[Extracts from a graphics dataset]
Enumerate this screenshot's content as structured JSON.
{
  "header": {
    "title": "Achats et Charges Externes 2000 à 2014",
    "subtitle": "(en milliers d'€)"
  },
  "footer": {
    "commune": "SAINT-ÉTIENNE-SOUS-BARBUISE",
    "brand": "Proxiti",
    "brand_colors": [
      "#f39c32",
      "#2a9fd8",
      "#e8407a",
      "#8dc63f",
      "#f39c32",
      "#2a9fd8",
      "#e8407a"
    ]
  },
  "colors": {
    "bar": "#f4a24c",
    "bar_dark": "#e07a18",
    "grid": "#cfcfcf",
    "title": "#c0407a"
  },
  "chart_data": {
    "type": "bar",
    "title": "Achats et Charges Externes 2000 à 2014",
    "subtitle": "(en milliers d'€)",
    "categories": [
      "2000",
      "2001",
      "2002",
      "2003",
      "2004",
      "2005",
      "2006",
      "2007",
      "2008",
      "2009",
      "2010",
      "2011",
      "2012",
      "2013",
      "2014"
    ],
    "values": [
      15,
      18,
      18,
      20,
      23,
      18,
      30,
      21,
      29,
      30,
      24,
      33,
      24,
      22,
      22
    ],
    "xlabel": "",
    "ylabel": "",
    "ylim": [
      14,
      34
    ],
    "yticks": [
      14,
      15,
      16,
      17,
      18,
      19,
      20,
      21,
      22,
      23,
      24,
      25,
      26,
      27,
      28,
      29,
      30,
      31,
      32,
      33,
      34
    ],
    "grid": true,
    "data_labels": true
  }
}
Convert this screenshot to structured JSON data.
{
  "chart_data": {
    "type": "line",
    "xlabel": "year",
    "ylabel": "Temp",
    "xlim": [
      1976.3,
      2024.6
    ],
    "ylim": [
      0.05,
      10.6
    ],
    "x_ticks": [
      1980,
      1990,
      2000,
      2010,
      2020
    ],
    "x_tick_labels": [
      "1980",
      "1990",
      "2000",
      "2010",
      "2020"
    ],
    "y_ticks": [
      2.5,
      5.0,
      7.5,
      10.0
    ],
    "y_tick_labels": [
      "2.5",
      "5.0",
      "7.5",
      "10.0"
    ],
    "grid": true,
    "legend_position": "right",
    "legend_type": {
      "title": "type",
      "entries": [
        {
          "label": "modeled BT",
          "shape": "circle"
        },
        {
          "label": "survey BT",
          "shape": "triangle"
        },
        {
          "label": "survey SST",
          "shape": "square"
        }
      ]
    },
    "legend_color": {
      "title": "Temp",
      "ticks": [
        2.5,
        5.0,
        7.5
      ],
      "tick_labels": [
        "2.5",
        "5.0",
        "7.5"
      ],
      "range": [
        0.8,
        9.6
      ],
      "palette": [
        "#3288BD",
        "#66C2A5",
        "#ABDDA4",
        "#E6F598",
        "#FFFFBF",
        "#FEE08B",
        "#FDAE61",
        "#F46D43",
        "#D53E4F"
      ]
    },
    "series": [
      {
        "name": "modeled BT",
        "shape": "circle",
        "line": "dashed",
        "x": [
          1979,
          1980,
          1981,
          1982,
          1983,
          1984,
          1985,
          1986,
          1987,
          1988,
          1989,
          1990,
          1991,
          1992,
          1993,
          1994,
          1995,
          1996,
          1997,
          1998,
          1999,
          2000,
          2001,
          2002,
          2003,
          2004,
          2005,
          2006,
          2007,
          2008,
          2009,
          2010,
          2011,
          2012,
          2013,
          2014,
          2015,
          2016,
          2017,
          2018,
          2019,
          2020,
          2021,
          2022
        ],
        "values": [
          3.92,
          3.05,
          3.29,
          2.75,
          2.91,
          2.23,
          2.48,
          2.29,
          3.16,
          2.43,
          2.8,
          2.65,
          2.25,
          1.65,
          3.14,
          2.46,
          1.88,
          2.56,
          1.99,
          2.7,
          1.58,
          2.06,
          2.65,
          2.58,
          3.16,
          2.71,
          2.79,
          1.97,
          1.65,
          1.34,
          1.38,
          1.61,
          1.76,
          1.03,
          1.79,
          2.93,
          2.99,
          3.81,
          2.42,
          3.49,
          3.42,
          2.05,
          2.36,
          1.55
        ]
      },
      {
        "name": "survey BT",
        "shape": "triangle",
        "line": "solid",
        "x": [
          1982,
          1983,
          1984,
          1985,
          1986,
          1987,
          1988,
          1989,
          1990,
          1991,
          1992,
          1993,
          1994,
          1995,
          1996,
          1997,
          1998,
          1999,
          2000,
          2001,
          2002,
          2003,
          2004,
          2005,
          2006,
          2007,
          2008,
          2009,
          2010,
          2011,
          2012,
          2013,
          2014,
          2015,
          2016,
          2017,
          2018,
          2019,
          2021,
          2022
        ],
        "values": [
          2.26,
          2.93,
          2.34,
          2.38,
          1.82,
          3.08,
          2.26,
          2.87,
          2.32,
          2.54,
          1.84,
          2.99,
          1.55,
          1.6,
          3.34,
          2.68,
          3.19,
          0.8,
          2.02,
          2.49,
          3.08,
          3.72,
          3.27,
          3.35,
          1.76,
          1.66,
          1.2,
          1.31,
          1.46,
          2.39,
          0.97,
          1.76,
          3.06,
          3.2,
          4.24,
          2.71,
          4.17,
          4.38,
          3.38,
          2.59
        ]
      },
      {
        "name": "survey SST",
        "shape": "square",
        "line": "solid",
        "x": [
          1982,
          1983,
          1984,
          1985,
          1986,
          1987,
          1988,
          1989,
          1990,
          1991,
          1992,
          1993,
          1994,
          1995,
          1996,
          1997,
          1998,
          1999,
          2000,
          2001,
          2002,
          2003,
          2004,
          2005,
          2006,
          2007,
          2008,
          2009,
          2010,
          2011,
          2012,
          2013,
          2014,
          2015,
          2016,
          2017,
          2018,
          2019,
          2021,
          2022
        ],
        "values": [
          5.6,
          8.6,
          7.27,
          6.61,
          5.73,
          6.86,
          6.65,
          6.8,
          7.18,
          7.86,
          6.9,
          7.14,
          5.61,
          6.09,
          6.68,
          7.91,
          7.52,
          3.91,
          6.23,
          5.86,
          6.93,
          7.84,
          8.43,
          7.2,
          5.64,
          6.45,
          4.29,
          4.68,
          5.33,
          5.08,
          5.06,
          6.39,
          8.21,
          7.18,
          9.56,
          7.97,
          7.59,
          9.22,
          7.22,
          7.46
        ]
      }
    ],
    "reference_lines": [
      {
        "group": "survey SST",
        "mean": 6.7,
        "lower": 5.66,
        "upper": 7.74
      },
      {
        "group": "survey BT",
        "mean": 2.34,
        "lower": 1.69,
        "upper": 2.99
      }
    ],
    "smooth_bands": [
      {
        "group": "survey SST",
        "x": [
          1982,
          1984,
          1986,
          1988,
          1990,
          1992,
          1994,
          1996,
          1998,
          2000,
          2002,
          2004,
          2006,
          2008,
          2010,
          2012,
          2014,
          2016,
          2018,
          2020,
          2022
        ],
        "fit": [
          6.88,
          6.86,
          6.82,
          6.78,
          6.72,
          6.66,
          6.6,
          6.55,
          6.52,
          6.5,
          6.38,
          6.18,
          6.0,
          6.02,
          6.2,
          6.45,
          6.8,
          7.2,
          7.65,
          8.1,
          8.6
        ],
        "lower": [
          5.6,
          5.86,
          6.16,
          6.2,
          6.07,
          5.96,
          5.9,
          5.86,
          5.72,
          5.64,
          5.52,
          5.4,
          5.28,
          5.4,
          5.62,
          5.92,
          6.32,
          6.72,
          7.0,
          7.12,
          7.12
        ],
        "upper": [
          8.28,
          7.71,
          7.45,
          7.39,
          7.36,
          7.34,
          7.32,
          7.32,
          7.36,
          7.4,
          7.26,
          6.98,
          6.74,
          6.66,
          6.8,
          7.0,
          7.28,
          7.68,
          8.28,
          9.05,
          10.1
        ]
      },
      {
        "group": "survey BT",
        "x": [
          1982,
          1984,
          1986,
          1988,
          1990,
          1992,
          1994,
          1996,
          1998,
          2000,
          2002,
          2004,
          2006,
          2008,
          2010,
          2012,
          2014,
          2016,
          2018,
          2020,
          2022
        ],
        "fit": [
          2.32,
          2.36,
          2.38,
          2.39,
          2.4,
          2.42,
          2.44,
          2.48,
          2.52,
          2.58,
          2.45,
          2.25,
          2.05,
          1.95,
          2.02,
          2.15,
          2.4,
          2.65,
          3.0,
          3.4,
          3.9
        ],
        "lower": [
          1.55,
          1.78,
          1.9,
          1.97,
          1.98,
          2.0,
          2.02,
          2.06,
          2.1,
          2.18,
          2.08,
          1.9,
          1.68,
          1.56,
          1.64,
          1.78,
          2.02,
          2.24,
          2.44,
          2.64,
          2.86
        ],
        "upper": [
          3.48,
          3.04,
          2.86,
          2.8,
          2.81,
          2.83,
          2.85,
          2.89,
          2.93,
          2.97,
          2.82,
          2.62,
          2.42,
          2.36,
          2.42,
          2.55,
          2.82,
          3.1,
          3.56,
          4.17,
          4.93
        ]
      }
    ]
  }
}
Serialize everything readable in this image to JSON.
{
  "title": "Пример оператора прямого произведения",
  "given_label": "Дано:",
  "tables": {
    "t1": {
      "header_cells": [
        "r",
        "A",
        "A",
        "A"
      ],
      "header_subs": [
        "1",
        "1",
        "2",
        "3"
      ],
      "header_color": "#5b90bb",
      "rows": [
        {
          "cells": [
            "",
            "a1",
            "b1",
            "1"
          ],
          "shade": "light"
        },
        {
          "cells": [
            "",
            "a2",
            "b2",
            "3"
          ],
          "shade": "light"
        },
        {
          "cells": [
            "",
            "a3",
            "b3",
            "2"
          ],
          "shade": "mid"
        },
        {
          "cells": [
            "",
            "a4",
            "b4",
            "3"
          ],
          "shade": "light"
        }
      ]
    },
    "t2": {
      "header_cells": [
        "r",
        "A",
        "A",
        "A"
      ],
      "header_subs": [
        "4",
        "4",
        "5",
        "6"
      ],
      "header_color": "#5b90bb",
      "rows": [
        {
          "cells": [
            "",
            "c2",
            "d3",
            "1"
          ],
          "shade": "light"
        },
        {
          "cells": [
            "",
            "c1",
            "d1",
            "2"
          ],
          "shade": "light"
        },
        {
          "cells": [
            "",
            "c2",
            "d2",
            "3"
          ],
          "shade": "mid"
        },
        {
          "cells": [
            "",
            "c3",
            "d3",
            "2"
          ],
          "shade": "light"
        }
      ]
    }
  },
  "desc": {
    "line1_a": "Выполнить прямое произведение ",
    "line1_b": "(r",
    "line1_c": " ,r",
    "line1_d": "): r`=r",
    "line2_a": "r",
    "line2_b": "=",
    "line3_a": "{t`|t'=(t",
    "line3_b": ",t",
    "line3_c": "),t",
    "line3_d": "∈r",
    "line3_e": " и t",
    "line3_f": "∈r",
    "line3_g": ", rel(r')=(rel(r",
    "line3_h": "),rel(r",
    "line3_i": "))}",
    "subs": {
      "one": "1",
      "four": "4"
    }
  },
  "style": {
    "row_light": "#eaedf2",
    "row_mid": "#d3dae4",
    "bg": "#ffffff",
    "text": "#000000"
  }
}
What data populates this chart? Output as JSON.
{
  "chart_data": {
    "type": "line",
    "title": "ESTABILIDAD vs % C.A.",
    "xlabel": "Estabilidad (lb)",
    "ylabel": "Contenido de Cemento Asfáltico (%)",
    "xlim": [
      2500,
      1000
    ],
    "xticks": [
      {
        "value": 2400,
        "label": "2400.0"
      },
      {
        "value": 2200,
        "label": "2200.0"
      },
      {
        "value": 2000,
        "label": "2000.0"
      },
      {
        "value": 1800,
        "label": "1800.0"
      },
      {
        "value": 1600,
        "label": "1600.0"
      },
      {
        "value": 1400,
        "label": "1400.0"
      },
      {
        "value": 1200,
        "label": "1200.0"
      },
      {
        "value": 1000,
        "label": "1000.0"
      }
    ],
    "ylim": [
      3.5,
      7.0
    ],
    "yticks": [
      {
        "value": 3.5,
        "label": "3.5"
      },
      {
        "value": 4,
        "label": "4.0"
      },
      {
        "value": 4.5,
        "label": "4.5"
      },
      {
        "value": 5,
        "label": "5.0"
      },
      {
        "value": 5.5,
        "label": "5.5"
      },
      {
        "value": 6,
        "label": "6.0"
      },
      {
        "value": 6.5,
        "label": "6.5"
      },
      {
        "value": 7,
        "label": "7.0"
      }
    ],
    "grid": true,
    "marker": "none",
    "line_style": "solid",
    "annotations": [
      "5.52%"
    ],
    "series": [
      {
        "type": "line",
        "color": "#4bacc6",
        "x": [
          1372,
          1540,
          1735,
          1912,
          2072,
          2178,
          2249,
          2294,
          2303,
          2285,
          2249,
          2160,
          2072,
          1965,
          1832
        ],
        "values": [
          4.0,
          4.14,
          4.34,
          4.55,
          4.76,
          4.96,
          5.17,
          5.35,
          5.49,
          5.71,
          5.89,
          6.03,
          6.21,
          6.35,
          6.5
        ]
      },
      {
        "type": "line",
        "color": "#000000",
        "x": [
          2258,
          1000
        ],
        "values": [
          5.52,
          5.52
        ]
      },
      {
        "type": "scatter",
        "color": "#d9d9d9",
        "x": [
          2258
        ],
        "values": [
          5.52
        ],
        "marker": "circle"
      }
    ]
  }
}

Problem requirements: Locate all lines in the listing above with the word "JSON". Copy them.

Answer below:
Enumerate this screenshot's content as structured JSON.
Convert this screenshot to structured JSON data.
Serialize everything readable in this image to JSON.
What data populates this chart? Output as JSON.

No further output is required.